THE REQUEST. Output every entry exactly as given.

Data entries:

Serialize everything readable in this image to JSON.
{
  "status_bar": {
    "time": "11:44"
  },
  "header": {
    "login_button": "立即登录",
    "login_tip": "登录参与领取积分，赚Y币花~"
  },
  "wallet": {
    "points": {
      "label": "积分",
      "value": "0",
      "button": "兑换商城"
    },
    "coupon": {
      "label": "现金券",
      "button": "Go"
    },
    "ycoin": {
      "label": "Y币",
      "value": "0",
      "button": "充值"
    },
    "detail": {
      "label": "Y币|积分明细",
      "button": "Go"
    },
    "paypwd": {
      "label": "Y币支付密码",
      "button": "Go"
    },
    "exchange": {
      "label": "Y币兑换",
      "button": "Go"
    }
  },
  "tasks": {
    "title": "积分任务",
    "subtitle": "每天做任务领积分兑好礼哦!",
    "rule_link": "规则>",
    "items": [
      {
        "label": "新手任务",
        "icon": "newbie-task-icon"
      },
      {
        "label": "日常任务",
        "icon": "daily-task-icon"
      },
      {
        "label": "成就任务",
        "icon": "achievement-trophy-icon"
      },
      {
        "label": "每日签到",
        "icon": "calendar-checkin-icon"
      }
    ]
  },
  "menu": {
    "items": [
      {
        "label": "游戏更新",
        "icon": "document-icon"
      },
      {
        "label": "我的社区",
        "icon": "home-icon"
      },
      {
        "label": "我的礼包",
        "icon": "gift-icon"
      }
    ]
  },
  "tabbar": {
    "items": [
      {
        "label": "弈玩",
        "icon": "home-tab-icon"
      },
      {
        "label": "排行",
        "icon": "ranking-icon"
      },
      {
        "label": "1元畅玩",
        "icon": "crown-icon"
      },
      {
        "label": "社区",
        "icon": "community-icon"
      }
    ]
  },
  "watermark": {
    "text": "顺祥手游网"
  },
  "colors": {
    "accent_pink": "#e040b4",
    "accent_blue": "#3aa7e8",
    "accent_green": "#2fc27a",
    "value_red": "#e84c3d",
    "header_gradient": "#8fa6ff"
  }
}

RESPONSE TO THE TASK.
Serialize everything readable in this image to JSON.
{
  "status_bar": {
    "time": "11:44"
  },
  "header": {
    "login_button": "立即登录",
    "login_tip": "登录参与领取积分，赚Y币花~"
  },
  "wallet": {
    "points": {
      "label": "积分",
      "value": "0",
      "button": "兑换商城"
    },
    "coupon": {
      "label": "现金券",
      "button": "Go"
    },
    "ycoin": {
      "label": "Y币",
      "value": "0",
      "button": "充值"
    },
    "detail": {
      "label": "Y币|积分明细",
      "button": "Go"
    },
    "paypwd": {
      "label": "Y币支付密码",
      "button": "Go"
    },
    "exchange": {
      "label": "Y币兑换",
      "button": "Go"
    }
  },
  "tasks": {
    "title": "积分任务",
    "subtitle": "每天做任务领积分兑好礼哦!",
    "rule_link": "规则>",
    "items": [
      {
        "label": "新手任务",
        "icon": "newbie-task-icon"
      },
      {
        "label": "日常任务",
        "icon": "daily-task-icon"
      },
      {
        "label": "成就任务",
        "icon": "achievement-trophy-icon"
      },
      {
        "label": "每日签到",
        "icon": "calendar-checkin-icon"
      }
    ]
  },
  "menu": {
    "items": [
      {
        "label": "游戏更新",
        "icon": "document-icon"
      },
      {
        "label": "我的社区",
        "icon": "home-icon"
      },
      {
        "label": "我的礼包",
        "icon": "gift-icon"
      }
    ]
  },
  "tabbar": {
    "items": [
      {
        "label": "弈玩",
        "icon": "home-tab-icon"
      },
      {
        "label": "排行",
        "icon": "ranking-icon"
      },
      {
        "label": "1元畅玩",
        "icon": "crown-icon"
      },
      {
        "label": "社区",
        "icon": "community-icon"
      }
    ]
  },
  "watermark": {
    "text": "顺祥手游网"
  },
  "colors": {
    "accent_pink": "#e040b4",
    "accent_blue": "#3aa7e8",
    "accent_green": "#2fc27a",
    "value_red": "#e84c3d",
    "header_gradient": "#8fa6ff"
  }
}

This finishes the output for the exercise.